** BEGIN **

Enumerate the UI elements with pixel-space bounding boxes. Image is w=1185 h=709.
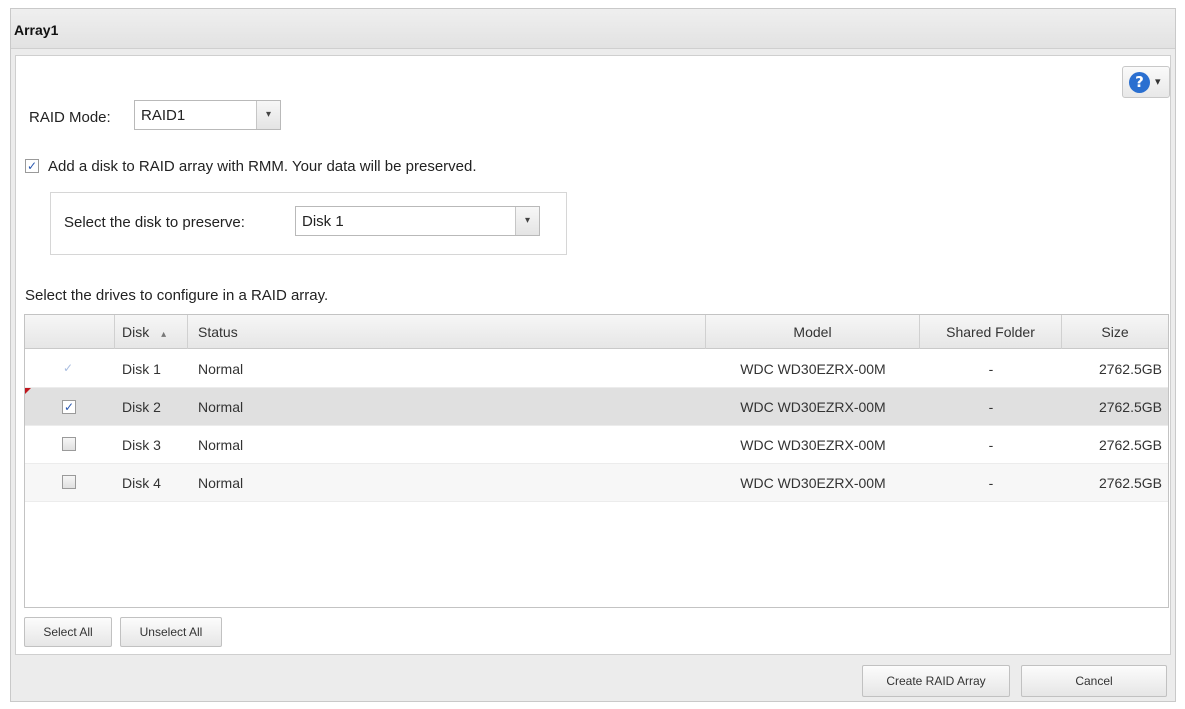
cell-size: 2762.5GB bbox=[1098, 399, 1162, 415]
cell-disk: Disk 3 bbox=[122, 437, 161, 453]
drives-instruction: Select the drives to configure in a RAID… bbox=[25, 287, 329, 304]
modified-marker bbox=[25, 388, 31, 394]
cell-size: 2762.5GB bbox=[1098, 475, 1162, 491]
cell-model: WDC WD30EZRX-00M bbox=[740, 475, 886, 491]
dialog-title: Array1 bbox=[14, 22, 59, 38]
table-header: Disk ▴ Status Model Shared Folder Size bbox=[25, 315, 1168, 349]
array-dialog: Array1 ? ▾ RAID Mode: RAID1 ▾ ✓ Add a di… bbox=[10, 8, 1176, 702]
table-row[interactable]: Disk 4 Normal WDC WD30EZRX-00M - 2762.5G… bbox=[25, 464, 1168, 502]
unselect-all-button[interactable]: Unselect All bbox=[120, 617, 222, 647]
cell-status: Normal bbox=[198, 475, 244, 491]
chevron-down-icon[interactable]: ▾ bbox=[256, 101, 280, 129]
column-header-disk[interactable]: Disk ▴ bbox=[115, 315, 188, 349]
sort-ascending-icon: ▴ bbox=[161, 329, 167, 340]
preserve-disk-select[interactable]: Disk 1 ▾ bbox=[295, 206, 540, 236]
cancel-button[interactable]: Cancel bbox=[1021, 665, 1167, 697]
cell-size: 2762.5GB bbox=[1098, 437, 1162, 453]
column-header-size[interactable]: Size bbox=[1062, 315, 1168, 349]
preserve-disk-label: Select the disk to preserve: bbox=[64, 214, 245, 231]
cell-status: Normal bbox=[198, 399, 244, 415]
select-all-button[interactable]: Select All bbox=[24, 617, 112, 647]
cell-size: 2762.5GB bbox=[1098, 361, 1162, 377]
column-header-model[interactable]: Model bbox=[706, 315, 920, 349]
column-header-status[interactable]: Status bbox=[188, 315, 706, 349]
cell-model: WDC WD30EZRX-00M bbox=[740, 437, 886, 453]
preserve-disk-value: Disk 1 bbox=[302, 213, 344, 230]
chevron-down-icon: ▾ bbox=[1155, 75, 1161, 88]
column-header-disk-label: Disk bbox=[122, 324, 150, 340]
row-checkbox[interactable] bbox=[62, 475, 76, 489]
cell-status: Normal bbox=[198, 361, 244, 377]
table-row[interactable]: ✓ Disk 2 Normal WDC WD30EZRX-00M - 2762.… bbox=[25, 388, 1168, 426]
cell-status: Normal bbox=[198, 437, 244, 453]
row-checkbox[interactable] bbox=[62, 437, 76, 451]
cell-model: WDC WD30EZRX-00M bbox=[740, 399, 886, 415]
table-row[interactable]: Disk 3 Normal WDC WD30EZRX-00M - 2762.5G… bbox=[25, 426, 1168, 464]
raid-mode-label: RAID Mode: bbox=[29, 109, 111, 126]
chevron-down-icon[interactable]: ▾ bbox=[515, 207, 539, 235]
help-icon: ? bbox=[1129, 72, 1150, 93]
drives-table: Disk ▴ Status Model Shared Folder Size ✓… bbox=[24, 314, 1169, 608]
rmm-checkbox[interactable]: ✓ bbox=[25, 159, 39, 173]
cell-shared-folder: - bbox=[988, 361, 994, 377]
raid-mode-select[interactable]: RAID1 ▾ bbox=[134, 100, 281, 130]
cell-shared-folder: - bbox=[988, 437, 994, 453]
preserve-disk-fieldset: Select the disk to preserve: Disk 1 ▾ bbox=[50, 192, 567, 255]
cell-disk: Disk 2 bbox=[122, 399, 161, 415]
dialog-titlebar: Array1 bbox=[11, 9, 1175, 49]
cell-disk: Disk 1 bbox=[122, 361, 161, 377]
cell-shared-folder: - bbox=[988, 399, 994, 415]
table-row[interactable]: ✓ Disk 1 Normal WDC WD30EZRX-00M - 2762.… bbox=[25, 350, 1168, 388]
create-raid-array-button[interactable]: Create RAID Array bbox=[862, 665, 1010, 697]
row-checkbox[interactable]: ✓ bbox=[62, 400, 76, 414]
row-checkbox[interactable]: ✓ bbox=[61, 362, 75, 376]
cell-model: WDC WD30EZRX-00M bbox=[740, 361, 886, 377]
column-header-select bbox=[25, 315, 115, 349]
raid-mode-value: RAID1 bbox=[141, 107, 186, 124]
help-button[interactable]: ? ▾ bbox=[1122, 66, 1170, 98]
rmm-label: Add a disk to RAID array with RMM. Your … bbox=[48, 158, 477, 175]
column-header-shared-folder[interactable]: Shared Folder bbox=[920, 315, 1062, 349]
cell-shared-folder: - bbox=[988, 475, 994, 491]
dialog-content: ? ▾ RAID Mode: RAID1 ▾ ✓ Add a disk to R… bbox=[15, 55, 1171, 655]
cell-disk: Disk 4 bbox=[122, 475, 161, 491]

** END **

DO THIS:
Could you return all of the data above word for word, leaving out the picture?

FINISHED ANSWER:
Enumerate the UI elements with pixel-space bounding boxes. Image is w=1185 h=709.
cell-size: 2762.5GB bbox=[1098, 399, 1162, 415]
cell-disk: Disk 3 bbox=[122, 437, 161, 453]
drives-instruction: Select the drives to configure in a RAID… bbox=[25, 287, 329, 304]
modified-marker bbox=[25, 388, 31, 394]
cell-size: 2762.5GB bbox=[1098, 475, 1162, 491]
cell-model: WDC WD30EZRX-00M bbox=[740, 475, 886, 491]
dialog-title: Array1 bbox=[14, 22, 59, 38]
table-header: Disk ▴ Status Model Shared Folder Size bbox=[25, 315, 1168, 349]
array-dialog: Array1 ? ▾ RAID Mode: RAID1 ▾ ✓ Add a di… bbox=[10, 8, 1176, 702]
table-row[interactable]: Disk 4 Normal WDC WD30EZRX-00M - 2762.5G… bbox=[25, 464, 1168, 502]
unselect-all-button[interactable]: Unselect All bbox=[120, 617, 222, 647]
cell-status: Normal bbox=[198, 475, 244, 491]
chevron-down-icon[interactable]: ▾ bbox=[256, 101, 280, 129]
column-header-disk[interactable]: Disk ▴ bbox=[115, 315, 188, 349]
sort-ascending-icon: ▴ bbox=[161, 329, 167, 340]
preserve-disk-select[interactable]: Disk 1 ▾ bbox=[295, 206, 540, 236]
cancel-button[interactable]: Cancel bbox=[1021, 665, 1167, 697]
cell-size: 2762.5GB bbox=[1098, 437, 1162, 453]
column-header-size[interactable]: Size bbox=[1062, 315, 1168, 349]
preserve-disk-label: Select the disk to preserve: bbox=[64, 214, 245, 231]
cell-status: Normal bbox=[198, 399, 244, 415]
select-all-button[interactable]: Select All bbox=[24, 617, 112, 647]
cell-size: 2762.5GB bbox=[1098, 361, 1162, 377]
column-header-model[interactable]: Model bbox=[706, 315, 920, 349]
column-header-status[interactable]: Status bbox=[188, 315, 706, 349]
cell-model: WDC WD30EZRX-00M bbox=[740, 437, 886, 453]
preserve-disk-value: Disk 1 bbox=[302, 213, 344, 230]
chevron-down-icon: ▾ bbox=[1155, 75, 1161, 88]
column-header-disk-label: Disk bbox=[122, 324, 150, 340]
row-checkbox[interactable] bbox=[62, 475, 76, 489]
cell-status: Normal bbox=[198, 361, 244, 377]
table-row[interactable]: ✓ Disk 2 Normal WDC WD30EZRX-00M - 2762.… bbox=[25, 388, 1168, 426]
cell-status: Normal bbox=[198, 437, 244, 453]
row-checkbox[interactable] bbox=[62, 437, 76, 451]
cell-model: WDC WD30EZRX-00M bbox=[740, 399, 886, 415]
table-row[interactable]: Disk 3 Normal WDC WD30EZRX-00M - 2762.5G… bbox=[25, 426, 1168, 464]
raid-mode-label: RAID Mode: bbox=[29, 109, 111, 126]
chevron-down-icon[interactable]: ▾ bbox=[515, 207, 539, 235]
help-icon: ? bbox=[1129, 72, 1150, 93]
drives-table: Disk ▴ Status Model Shared Folder Size ✓… bbox=[24, 314, 1169, 608]
rmm-checkbox[interactable]: ✓ bbox=[25, 159, 39, 173]
cell-shared-folder: - bbox=[988, 361, 994, 377]
raid-mode-select[interactable]: RAID1 ▾ bbox=[134, 100, 281, 130]
cell-shared-folder: - bbox=[988, 437, 994, 453]
preserve-disk-fieldset: Select the disk to preserve: Disk 1 ▾ bbox=[50, 192, 567, 255]
cell-disk: Disk 2 bbox=[122, 399, 161, 415]
dialog-titlebar: Array1 bbox=[11, 9, 1175, 49]
cell-disk: Disk 1 bbox=[122, 361, 161, 377]
cell-shared-folder: - bbox=[988, 399, 994, 415]
table-row[interactable]: ✓ Disk 1 Normal WDC WD30EZRX-00M - 2762.… bbox=[25, 350, 1168, 388]
create-raid-array-button[interactable]: Create RAID Array bbox=[862, 665, 1010, 697]
row-checkbox[interactable]: ✓ bbox=[62, 400, 76, 414]
row-checkbox[interactable]: ✓ bbox=[61, 362, 75, 376]
cell-model: WDC WD30EZRX-00M bbox=[740, 361, 886, 377]
column-header-select bbox=[25, 315, 115, 349]
raid-mode-value: RAID1 bbox=[141, 107, 186, 124]
help-button[interactable]: ? ▾ bbox=[1122, 66, 1170, 98]
rmm-label: Add a disk to RAID array with RMM. Your … bbox=[48, 158, 477, 175]
column-header-shared-folder[interactable]: Shared Folder bbox=[920, 315, 1062, 349]
cell-shared-folder: - bbox=[988, 475, 994, 491]
dialog-content: ? ▾ RAID Mode: RAID1 ▾ ✓ Add a disk to R… bbox=[15, 55, 1171, 655]
cell-disk: Disk 4 bbox=[122, 475, 161, 491]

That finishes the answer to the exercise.